[Stored entries]
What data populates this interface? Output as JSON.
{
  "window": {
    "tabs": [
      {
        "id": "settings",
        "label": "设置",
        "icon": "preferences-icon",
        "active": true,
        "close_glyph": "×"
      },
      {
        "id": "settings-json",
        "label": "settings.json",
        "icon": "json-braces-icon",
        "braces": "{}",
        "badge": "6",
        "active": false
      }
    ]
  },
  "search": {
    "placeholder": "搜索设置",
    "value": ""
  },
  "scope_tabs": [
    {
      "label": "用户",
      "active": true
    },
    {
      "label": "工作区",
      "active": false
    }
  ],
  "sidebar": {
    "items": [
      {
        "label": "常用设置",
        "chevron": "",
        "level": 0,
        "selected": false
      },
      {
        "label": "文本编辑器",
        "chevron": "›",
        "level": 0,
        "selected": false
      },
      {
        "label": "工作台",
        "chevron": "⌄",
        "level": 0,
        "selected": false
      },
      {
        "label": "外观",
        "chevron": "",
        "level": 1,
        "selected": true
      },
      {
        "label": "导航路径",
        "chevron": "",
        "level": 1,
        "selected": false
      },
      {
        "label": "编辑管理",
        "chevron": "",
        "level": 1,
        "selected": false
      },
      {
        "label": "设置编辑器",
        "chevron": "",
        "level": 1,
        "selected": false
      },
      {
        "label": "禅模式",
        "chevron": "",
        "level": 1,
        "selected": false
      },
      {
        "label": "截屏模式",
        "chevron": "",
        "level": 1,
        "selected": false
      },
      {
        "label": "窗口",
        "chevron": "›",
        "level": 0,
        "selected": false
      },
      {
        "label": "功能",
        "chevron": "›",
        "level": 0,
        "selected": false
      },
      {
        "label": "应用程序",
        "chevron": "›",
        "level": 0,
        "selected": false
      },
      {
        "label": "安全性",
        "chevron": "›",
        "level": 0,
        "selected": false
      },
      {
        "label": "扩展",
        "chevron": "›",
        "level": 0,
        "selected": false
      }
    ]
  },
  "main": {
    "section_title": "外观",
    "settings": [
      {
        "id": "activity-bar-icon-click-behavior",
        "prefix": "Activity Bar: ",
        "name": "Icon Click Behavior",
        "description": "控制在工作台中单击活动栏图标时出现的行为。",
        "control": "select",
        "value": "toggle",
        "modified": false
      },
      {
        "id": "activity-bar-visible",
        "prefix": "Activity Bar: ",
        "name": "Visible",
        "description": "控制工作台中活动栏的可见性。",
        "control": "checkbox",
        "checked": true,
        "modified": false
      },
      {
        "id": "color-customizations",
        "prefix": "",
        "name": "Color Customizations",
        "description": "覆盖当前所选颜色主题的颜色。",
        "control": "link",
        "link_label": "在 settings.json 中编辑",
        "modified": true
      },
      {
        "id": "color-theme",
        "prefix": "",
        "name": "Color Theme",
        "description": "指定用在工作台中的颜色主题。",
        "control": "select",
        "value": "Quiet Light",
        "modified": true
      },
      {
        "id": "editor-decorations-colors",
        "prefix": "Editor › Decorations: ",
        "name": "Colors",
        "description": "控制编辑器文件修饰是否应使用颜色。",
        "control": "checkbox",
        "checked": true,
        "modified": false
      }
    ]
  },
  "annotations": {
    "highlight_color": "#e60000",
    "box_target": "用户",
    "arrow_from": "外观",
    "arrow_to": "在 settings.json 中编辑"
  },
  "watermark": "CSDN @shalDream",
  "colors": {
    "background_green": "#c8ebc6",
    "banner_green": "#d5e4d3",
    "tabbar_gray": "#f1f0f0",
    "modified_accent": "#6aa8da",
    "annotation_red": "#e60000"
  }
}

= What you should do =
Collect each line holding the string "name".

= Exercise response =
        "name": "Icon Click Behavior",
        "name": "Visible",
        "name": "Color Customizations",
        "name": "Color Theme",
        "name": "Colors",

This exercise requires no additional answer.